▶ **EXERCISE**: Some lines of these records may hold the word "right"; state how many, using only the number.

▶ **INPUT FOR THIS TASK**:
○ ○ ○ ○

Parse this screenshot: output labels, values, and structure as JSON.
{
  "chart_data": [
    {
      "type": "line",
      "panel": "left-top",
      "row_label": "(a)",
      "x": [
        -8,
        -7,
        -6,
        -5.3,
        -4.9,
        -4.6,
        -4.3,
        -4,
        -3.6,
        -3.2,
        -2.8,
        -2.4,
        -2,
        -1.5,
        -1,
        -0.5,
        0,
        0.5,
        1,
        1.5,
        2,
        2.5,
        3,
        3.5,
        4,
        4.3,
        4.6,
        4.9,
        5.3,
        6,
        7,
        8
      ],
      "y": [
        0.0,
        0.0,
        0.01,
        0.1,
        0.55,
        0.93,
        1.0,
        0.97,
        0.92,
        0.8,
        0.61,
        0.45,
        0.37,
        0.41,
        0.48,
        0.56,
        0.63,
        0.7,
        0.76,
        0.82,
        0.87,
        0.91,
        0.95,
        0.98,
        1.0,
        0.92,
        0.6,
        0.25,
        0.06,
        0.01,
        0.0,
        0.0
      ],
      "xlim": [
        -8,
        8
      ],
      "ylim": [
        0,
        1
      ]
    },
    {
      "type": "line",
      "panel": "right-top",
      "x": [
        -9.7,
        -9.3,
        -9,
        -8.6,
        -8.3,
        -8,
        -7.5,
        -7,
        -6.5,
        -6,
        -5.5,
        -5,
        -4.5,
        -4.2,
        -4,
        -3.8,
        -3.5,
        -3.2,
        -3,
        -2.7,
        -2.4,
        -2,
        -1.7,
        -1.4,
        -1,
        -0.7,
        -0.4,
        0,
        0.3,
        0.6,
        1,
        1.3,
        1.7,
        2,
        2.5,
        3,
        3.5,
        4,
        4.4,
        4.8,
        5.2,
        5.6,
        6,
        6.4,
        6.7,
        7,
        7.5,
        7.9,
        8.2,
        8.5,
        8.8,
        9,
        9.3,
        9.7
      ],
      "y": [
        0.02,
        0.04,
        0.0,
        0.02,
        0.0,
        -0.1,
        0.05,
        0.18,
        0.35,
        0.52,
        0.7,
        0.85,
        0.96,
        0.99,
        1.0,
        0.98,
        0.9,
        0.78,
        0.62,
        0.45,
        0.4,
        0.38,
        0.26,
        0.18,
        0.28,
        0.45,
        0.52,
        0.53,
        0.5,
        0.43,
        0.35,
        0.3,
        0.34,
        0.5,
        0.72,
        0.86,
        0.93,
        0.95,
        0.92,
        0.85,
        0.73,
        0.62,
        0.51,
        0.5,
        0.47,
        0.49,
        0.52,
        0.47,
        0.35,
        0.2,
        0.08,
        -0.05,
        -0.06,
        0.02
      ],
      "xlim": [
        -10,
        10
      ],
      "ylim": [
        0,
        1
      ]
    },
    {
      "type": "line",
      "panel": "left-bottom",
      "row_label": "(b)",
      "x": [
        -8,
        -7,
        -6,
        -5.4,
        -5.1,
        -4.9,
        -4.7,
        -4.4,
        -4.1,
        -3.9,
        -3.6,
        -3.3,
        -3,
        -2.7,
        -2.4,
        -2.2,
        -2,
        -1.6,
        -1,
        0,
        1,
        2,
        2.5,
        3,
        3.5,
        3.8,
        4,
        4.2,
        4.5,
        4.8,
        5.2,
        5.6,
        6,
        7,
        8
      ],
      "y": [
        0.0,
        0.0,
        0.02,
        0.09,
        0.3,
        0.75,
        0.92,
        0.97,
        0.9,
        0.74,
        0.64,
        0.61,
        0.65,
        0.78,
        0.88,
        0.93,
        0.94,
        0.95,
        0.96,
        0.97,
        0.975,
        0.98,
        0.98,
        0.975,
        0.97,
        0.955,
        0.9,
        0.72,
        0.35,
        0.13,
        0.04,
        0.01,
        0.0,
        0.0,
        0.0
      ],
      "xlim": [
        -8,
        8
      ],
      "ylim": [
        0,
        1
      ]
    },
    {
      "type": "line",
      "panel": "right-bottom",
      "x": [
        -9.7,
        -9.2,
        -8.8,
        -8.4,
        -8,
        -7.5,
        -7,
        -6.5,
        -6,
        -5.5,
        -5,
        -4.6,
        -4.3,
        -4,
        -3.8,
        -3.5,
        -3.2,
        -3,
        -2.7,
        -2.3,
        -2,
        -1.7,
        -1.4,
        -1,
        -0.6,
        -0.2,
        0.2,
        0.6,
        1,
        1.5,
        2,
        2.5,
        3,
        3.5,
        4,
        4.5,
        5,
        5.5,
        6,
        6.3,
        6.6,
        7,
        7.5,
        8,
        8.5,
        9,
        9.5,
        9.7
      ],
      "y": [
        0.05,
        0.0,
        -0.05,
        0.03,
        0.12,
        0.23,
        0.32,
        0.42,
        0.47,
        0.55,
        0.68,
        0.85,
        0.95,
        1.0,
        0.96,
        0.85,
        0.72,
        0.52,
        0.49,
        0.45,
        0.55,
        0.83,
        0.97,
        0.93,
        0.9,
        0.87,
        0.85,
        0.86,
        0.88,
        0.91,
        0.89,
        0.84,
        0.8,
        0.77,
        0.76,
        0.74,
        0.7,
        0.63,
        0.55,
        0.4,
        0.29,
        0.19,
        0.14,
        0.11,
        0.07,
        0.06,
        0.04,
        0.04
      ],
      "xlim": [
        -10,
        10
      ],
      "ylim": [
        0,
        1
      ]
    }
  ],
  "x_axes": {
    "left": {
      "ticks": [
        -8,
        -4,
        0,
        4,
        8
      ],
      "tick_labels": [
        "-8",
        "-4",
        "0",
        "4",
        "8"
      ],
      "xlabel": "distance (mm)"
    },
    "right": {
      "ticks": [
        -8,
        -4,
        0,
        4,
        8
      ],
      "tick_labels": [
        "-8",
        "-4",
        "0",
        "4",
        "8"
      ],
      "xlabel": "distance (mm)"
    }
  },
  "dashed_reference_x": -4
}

○ ○ ○ ○

▶ **TASK RESULT**: 3